— Work to do —
Copy out all lines with the word "their" in them.

Records contained in a dataset
______________________________

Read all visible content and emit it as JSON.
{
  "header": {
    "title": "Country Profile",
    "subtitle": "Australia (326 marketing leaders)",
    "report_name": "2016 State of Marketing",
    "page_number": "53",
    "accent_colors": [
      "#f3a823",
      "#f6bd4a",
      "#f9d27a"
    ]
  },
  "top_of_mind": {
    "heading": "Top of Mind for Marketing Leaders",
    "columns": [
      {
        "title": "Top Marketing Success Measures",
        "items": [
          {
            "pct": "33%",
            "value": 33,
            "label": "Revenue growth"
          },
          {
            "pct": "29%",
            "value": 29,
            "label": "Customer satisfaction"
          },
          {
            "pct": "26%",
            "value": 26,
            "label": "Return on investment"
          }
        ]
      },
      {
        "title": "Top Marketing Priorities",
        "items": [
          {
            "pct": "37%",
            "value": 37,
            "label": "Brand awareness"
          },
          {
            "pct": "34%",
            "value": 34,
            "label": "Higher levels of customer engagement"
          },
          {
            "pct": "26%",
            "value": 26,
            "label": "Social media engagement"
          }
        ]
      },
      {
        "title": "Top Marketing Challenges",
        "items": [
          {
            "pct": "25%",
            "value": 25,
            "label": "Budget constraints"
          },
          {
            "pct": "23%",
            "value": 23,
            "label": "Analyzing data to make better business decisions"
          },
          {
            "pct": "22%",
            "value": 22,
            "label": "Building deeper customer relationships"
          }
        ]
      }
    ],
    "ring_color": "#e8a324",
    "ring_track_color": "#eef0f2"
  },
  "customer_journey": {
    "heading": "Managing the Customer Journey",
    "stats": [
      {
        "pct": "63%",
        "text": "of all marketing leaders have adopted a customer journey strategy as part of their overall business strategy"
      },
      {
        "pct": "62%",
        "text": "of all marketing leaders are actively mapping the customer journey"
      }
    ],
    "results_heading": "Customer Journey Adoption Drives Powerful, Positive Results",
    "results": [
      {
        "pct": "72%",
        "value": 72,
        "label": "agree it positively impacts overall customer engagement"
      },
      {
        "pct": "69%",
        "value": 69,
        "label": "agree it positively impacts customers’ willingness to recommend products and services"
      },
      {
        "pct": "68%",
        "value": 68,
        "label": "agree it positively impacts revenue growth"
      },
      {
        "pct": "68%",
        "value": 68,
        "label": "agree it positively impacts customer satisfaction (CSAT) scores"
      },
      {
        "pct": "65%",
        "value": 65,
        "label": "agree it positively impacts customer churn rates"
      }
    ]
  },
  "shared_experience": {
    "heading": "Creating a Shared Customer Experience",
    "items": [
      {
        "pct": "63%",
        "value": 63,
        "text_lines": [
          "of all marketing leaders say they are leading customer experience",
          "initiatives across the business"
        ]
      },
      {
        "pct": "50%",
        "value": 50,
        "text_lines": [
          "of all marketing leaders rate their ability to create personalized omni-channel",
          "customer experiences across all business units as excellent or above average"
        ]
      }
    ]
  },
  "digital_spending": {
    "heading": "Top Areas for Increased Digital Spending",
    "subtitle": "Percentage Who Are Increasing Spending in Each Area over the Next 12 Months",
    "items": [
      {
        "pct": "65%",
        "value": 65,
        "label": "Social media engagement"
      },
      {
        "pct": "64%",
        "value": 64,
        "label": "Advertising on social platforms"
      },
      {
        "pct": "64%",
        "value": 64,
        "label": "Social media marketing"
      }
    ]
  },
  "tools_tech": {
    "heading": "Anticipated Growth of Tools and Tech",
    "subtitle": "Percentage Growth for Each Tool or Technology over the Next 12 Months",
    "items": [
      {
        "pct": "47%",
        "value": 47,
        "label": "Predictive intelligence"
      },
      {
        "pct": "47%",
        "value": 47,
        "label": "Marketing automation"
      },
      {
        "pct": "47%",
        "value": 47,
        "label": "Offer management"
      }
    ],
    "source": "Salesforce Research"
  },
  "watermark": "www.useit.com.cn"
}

______________________________

— Response to this exercise —
        "text": "of all marketing leaders have adopted a customer journey strategy as part of their overall business strategy"
          "of all marketing leaders rate their ability to create personalized omni-channel",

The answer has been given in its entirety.